### [Prompt]
Pick out the lines containing "your".

+ + + + + + +

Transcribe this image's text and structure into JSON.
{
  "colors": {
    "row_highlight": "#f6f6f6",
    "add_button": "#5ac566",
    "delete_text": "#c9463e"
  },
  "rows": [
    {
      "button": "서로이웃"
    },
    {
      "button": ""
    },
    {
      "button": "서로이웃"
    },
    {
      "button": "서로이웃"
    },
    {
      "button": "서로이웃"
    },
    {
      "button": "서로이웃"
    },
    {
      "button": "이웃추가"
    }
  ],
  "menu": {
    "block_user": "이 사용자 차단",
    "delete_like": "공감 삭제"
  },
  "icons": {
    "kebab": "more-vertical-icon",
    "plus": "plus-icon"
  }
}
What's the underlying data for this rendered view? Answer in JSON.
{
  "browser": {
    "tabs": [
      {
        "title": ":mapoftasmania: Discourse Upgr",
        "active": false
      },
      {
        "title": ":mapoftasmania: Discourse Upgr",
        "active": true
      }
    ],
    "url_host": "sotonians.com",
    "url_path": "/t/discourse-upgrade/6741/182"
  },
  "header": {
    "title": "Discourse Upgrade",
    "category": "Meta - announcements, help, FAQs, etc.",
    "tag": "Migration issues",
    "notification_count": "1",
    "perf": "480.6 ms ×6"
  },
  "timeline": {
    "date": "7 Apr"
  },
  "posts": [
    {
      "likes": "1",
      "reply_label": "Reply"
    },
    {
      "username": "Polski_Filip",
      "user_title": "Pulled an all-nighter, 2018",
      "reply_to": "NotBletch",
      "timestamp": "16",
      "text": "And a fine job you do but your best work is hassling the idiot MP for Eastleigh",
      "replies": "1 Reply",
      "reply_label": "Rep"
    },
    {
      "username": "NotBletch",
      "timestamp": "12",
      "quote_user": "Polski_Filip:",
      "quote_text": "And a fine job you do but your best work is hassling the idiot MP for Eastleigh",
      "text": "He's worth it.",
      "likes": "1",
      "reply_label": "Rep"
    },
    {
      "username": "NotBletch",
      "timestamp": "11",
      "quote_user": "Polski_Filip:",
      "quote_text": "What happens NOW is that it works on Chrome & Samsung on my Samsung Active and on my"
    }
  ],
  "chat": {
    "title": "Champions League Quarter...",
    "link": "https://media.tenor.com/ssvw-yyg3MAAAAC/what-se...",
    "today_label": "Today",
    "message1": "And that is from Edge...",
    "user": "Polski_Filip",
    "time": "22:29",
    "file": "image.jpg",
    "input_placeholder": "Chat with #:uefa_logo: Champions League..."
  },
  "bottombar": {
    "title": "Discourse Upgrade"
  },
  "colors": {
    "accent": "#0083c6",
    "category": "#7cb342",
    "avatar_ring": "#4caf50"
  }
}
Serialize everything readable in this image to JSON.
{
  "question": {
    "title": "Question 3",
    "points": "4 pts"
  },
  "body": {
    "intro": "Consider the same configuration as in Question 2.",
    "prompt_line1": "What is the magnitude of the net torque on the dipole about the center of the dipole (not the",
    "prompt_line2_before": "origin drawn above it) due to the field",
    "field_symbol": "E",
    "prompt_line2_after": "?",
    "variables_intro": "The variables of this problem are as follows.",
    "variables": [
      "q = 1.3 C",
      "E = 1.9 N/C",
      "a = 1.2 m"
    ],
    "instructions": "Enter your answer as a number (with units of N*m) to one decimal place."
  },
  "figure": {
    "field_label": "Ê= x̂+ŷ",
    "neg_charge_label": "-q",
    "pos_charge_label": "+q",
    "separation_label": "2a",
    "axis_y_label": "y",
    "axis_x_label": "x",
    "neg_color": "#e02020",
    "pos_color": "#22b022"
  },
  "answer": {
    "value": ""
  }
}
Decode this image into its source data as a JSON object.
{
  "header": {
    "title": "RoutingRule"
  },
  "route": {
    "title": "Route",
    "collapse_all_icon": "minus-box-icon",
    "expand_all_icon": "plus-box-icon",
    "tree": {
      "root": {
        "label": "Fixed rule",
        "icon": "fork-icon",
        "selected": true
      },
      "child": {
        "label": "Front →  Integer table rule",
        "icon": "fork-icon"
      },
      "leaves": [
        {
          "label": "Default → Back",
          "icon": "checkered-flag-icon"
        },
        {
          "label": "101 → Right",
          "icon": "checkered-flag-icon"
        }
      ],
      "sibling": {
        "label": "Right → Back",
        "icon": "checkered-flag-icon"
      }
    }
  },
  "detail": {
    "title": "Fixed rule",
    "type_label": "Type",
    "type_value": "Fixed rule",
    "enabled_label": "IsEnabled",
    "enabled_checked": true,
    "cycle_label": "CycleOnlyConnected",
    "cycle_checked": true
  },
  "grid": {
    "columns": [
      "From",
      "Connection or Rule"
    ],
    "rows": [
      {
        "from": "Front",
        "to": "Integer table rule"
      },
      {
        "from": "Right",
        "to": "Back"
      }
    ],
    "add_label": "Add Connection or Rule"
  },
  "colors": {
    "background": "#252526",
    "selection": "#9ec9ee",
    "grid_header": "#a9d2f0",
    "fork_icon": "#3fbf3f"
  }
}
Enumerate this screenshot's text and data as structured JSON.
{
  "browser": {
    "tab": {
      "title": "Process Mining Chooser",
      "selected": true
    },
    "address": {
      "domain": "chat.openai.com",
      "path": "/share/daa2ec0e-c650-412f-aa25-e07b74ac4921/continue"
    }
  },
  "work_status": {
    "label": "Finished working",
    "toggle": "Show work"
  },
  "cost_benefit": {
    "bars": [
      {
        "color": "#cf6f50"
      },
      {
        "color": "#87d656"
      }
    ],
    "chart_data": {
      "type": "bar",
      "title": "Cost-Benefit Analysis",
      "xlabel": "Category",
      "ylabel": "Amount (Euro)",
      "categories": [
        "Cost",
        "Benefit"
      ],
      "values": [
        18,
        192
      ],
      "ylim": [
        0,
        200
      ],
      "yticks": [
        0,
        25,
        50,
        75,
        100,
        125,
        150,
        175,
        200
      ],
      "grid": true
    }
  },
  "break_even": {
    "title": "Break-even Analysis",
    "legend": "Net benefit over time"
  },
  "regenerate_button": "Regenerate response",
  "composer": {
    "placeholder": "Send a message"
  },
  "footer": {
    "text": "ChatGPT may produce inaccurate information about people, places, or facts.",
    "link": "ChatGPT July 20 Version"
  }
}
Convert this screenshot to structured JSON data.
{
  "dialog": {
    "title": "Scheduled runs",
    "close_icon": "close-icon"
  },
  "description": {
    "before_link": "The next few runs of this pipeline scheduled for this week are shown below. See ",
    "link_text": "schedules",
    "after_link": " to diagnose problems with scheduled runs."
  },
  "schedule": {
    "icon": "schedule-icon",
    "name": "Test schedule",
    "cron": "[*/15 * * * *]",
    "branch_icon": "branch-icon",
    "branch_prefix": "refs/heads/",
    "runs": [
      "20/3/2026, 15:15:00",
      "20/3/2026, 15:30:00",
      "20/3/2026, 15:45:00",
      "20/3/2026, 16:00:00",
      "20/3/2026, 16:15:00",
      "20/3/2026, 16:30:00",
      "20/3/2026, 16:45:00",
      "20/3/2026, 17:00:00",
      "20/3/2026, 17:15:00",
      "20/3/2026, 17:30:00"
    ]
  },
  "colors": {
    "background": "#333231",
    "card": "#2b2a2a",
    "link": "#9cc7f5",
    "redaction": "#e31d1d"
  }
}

+ + + + + + +

### [Task response]
      "text": "And a fine job you do but your best work is hassling the idiot MP for Eastleigh",
      "quote_text": "And a fine job you do but your best work is hassling the idiot MP for Eastleigh",
    "instructions": "Enter your answer as a number (with units of N*m) to one decimal place."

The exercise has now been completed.